- EXTRACTED DATA -
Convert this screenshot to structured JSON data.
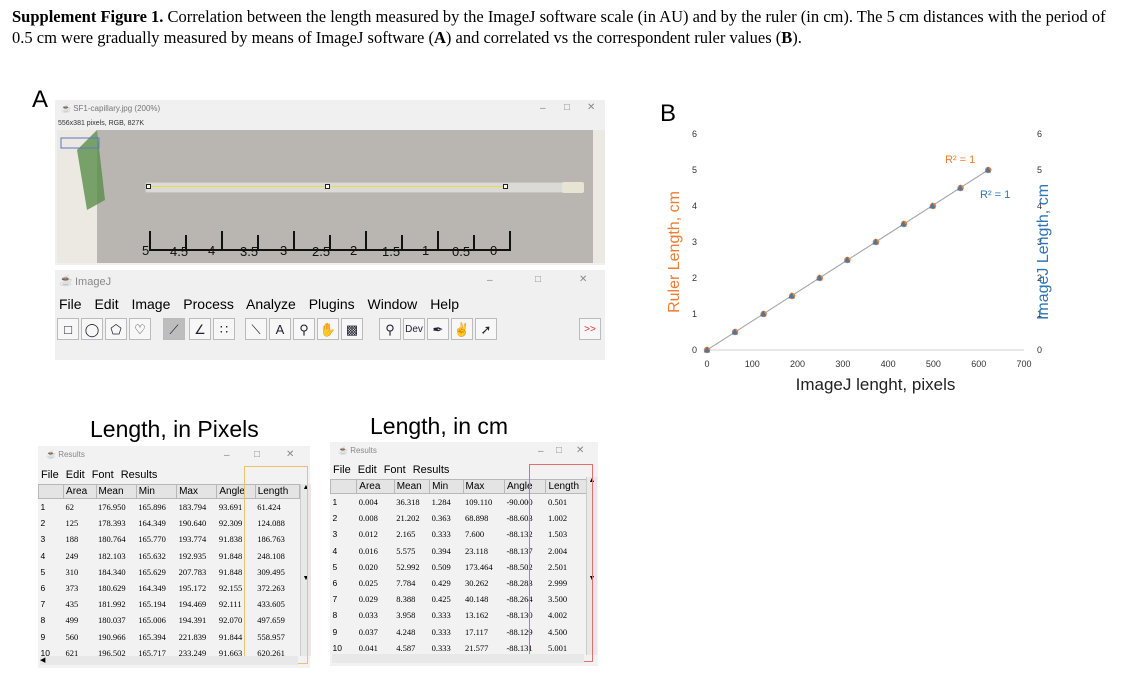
{
  "caption": {
    "label": "Supplement Figure 1.",
    "part1": " Correlation between the length measured by the ImageJ software scale (in AU) and by the ruler (in cm). The 5 cm distances with the period of 0.5 cm were gradually measured by means of ImageJ software (",
    "a": "A",
    "part2": ") and correlated vs the correspondent ruler values (",
    "b": "B",
    "part3": ")."
  },
  "panel_a": {
    "letter": "A",
    "image_window": {
      "title": "SF1-capillary.jpg (200%)",
      "subtitle": "556x381 pixels, RGB, 827K",
      "ruler_labels": [
        "5",
        "4.5",
        "4",
        "3.5",
        "3",
        "2.5",
        "2",
        "1.5",
        "1",
        "0.5",
        "0"
      ]
    },
    "imagej_window": {
      "title": "ImageJ",
      "menu": [
        "File",
        "Edit",
        "Image",
        "Process",
        "Analyze",
        "Plugins",
        "Window",
        "Help"
      ],
      "tools": [
        "rectangle-tool",
        "oval-tool",
        "polygon-tool",
        "freehand-tool",
        "line-tool",
        "angle-tool",
        "point-tool",
        "wand-tool",
        "text-tool",
        "magnifier-tool",
        "hand-tool",
        "color-picker-tool",
        "lut-tool",
        "dev-tool",
        "brush-tool",
        "dropper-tool",
        "arrow-tool",
        "more-tools"
      ],
      "dev_label": "Dev",
      "more_label": ">>"
    },
    "pixels_title": "Length, in Pixels",
    "cm_title": "Length, in cm",
    "results_pixels": {
      "title": "Results",
      "menu": [
        "File",
        "Edit",
        "Font",
        "Results"
      ],
      "columns": [
        "",
        "Area",
        "Mean",
        "Min",
        "Max",
        "Angle",
        "Length"
      ],
      "rows": [
        [
          "1",
          "62",
          "176.950",
          "165.896",
          "183.794",
          "93.691",
          "61.424"
        ],
        [
          "2",
          "125",
          "178.393",
          "164.349",
          "190.640",
          "92.309",
          "124.088"
        ],
        [
          "3",
          "188",
          "180.764",
          "165.770",
          "193.774",
          "91.838",
          "186.763"
        ],
        [
          "4",
          "249",
          "182.103",
          "165.632",
          "192.935",
          "91.848",
          "248.108"
        ],
        [
          "5",
          "310",
          "184.340",
          "165.629",
          "207.783",
          "91.848",
          "309.495"
        ],
        [
          "6",
          "373",
          "180.629",
          "164.349",
          "195.172",
          "92.155",
          "372.263"
        ],
        [
          "7",
          "435",
          "181.992",
          "165.194",
          "194.469",
          "92.111",
          "433.605"
        ],
        [
          "8",
          "499",
          "180.037",
          "165.006",
          "194.391",
          "92.070",
          "497.659"
        ],
        [
          "9",
          "560",
          "190.966",
          "165.394",
          "221.839",
          "91.844",
          "558.957"
        ],
        [
          "10",
          "621",
          "196.502",
          "165.717",
          "233.249",
          "91.663",
          "620.261"
        ]
      ]
    },
    "results_cm": {
      "title": "Results",
      "menu": [
        "File",
        "Edit",
        "Font",
        "Results"
      ],
      "columns": [
        "",
        "Area",
        "Mean",
        "Min",
        "Max",
        "Angle",
        "Length"
      ],
      "rows": [
        [
          "1",
          "0.004",
          "36.318",
          "1.284",
          "109.110",
          "-90.000",
          "0.501"
        ],
        [
          "2",
          "0.008",
          "21.202",
          "0.363",
          "68.898",
          "-88.603",
          "1.002"
        ],
        [
          "3",
          "0.012",
          "2.165",
          "0.333",
          "7.600",
          "-88.132",
          "1.503"
        ],
        [
          "4",
          "0.016",
          "5.575",
          "0.394",
          "23.118",
          "-88.137",
          "2.004"
        ],
        [
          "5",
          "0.020",
          "52.992",
          "0.509",
          "173.464",
          "-88.502",
          "2.501"
        ],
        [
          "6",
          "0.025",
          "7.784",
          "0.429",
          "30.262",
          "-88.283",
          "2.999"
        ],
        [
          "7",
          "0.029",
          "8.388",
          "0.425",
          "40.148",
          "-88.264",
          "3.500"
        ],
        [
          "8",
          "0.033",
          "3.958",
          "0.333",
          "13.162",
          "-88.130",
          "4.002"
        ],
        [
          "9",
          "0.037",
          "4.248",
          "0.333",
          "17.117",
          "-88.129",
          "4.500"
        ],
        [
          "10",
          "0.041",
          "4.587",
          "0.333",
          "21.577",
          "-88.131",
          "5.001"
        ]
      ]
    }
  },
  "panel_b": {
    "letter": "B"
  },
  "chart_data": {
    "type": "scatter",
    "title": "",
    "xlabel": "ImageJ lenght, pixels",
    "ylabel": "Ruler Length, cm",
    "y2label": "ImageJ Length, cm",
    "xlim": [
      0,
      700
    ],
    "ylim": [
      0,
      6
    ],
    "y2lim": [
      0,
      6
    ],
    "x_ticks": [
      "0",
      "100",
      "200",
      "300",
      "400",
      "500",
      "600",
      "700"
    ],
    "y_ticks": [
      "0",
      "1",
      "2",
      "3",
      "4",
      "5",
      "6"
    ],
    "y2_ticks": [
      "0",
      "1",
      "2",
      "3",
      "4",
      "5",
      "6"
    ],
    "grid": false,
    "colors": {
      "series1": "#ed7d31",
      "series2": "#2e75b6",
      "trend": "#a6a6a6"
    },
    "annotations": [
      {
        "text": "R² = 1",
        "color": "#ed7d31"
      },
      {
        "text": "R² = 1",
        "color": "#2e75b6"
      }
    ],
    "series": [
      {
        "axis": "left",
        "marker": "circle",
        "x": [
          0,
          62,
          125,
          188,
          249,
          310,
          373,
          435,
          499,
          560,
          621
        ],
        "y": [
          0,
          0.5,
          1.0,
          1.5,
          2.0,
          2.5,
          3.0,
          3.5,
          4.0,
          4.5,
          5.0
        ]
      },
      {
        "axis": "right",
        "marker": "triangle",
        "x": [
          0,
          61.424,
          124.088,
          186.763,
          248.108,
          309.495,
          372.263,
          433.605,
          497.659,
          558.957,
          620.261
        ],
        "y": [
          0,
          0.501,
          1.002,
          1.503,
          2.004,
          2.501,
          2.999,
          3.5,
          4.002,
          4.5,
          5.001
        ]
      }
    ]
  }
}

- WORK TO DO -
Print the complete listing exactly as it stands, without its pictures.

- ANSWER TO THIS TASK -
Convert this screenshot to structured JSON data.
{
  "caption": {
    "label": "Supplement Figure 1.",
    "part1": " Correlation between the length measured by the ImageJ software scale (in AU) and by the ruler (in cm). The 5 cm distances with the period of 0.5 cm were gradually measured by means of ImageJ software (",
    "a": "A",
    "part2": ") and correlated vs the correspondent ruler values (",
    "b": "B",
    "part3": ")."
  },
  "panel_a": {
    "letter": "A",
    "image_window": {
      "title": "SF1-capillary.jpg (200%)",
      "subtitle": "556x381 pixels, RGB, 827K",
      "ruler_labels": [
        "5",
        "4.5",
        "4",
        "3.5",
        "3",
        "2.5",
        "2",
        "1.5",
        "1",
        "0.5",
        "0"
      ]
    },
    "imagej_window": {
      "title": "ImageJ",
      "menu": [
        "File",
        "Edit",
        "Image",
        "Process",
        "Analyze",
        "Plugins",
        "Window",
        "Help"
      ],
      "tools": [
        "rectangle-tool",
        "oval-tool",
        "polygon-tool",
        "freehand-tool",
        "line-tool",
        "angle-tool",
        "point-tool",
        "wand-tool",
        "text-tool",
        "magnifier-tool",
        "hand-tool",
        "color-picker-tool",
        "lut-tool",
        "dev-tool",
        "brush-tool",
        "dropper-tool",
        "arrow-tool",
        "more-tools"
      ],
      "dev_label": "Dev",
      "more_label": ">>"
    },
    "pixels_title": "Length, in Pixels",
    "cm_title": "Length, in cm",
    "results_pixels": {
      "title": "Results",
      "menu": [
        "File",
        "Edit",
        "Font",
        "Results"
      ],
      "columns": [
        "",
        "Area",
        "Mean",
        "Min",
        "Max",
        "Angle",
        "Length"
      ],
      "rows": [
        [
          "1",
          "62",
          "176.950",
          "165.896",
          "183.794",
          "93.691",
          "61.424"
        ],
        [
          "2",
          "125",
          "178.393",
          "164.349",
          "190.640",
          "92.309",
          "124.088"
        ],
        [
          "3",
          "188",
          "180.764",
          "165.770",
          "193.774",
          "91.838",
          "186.763"
        ],
        [
          "4",
          "249",
          "182.103",
          "165.632",
          "192.935",
          "91.848",
          "248.108"
        ],
        [
          "5",
          "310",
          "184.340",
          "165.629",
          "207.783",
          "91.848",
          "309.495"
        ],
        [
          "6",
          "373",
          "180.629",
          "164.349",
          "195.172",
          "92.155",
          "372.263"
        ],
        [
          "7",
          "435",
          "181.992",
          "165.194",
          "194.469",
          "92.111",
          "433.605"
        ],
        [
          "8",
          "499",
          "180.037",
          "165.006",
          "194.391",
          "92.070",
          "497.659"
        ],
        [
          "9",
          "560",
          "190.966",
          "165.394",
          "221.839",
          "91.844",
          "558.957"
        ],
        [
          "10",
          "621",
          "196.502",
          "165.717",
          "233.249",
          "91.663",
          "620.261"
        ]
      ]
    },
    "results_cm": {
      "title": "Results",
      "menu": [
        "File",
        "Edit",
        "Font",
        "Results"
      ],
      "columns": [
        "",
        "Area",
        "Mean",
        "Min",
        "Max",
        "Angle",
        "Length"
      ],
      "rows": [
        [
          "1",
          "0.004",
          "36.318",
          "1.284",
          "109.110",
          "-90.000",
          "0.501"
        ],
        [
          "2",
          "0.008",
          "21.202",
          "0.363",
          "68.898",
          "-88.603",
          "1.002"
        ],
        [
          "3",
          "0.012",
          "2.165",
          "0.333",
          "7.600",
          "-88.132",
          "1.503"
        ],
        [
          "4",
          "0.016",
          "5.575",
          "0.394",
          "23.118",
          "-88.137",
          "2.004"
        ],
        [
          "5",
          "0.020",
          "52.992",
          "0.509",
          "173.464",
          "-88.502",
          "2.501"
        ],
        [
          "6",
          "0.025",
          "7.784",
          "0.429",
          "30.262",
          "-88.283",
          "2.999"
        ],
        [
          "7",
          "0.029",
          "8.388",
          "0.425",
          "40.148",
          "-88.264",
          "3.500"
        ],
        [
          "8",
          "0.033",
          "3.958",
          "0.333",
          "13.162",
          "-88.130",
          "4.002"
        ],
        [
          "9",
          "0.037",
          "4.248",
          "0.333",
          "17.117",
          "-88.129",
          "4.500"
        ],
        [
          "10",
          "0.041",
          "4.587",
          "0.333",
          "21.577",
          "-88.131",
          "5.001"
        ]
      ]
    }
  },
  "panel_b": {
    "letter": "B"
  },
  "chart_data": {
    "type": "scatter",
    "title": "",
    "xlabel": "ImageJ lenght, pixels",
    "ylabel": "Ruler Length, cm",
    "y2label": "ImageJ Length, cm",
    "xlim": [
      0,
      700
    ],
    "ylim": [
      0,
      6
    ],
    "y2lim": [
      0,
      6
    ],
    "x_ticks": [
      "0",
      "100",
      "200",
      "300",
      "400",
      "500",
      "600",
      "700"
    ],
    "y_ticks": [
      "0",
      "1",
      "2",
      "3",
      "4",
      "5",
      "6"
    ],
    "y2_ticks": [
      "0",
      "1",
      "2",
      "3",
      "4",
      "5",
      "6"
    ],
    "grid": false,
    "colors": {
      "series1": "#ed7d31",
      "series2": "#2e75b6",
      "trend": "#a6a6a6"
    },
    "annotations": [
      {
        "text": "R² = 1",
        "color": "#ed7d31"
      },
      {
        "text": "R² = 1",
        "color": "#2e75b6"
      }
    ],
    "series": [
      {
        "axis": "left",
        "marker": "circle",
        "x": [
          0,
          62,
          125,
          188,
          249,
          310,
          373,
          435,
          499,
          560,
          621
        ],
        "y": [
          0,
          0.5,
          1.0,
          1.5,
          2.0,
          2.5,
          3.0,
          3.5,
          4.0,
          4.5,
          5.0
        ]
      },
      {
        "axis": "right",
        "marker": "triangle",
        "x": [
          0,
          61.424,
          124.088,
          186.763,
          248.108,
          309.495,
          372.263,
          433.605,
          497.659,
          558.957,
          620.261
        ],
        "y": [
          0,
          0.501,
          1.002,
          1.503,
          2.004,
          2.501,
          2.999,
          3.5,
          4.002,
          4.5,
          5.001
        ]
      }
    ]
  }
}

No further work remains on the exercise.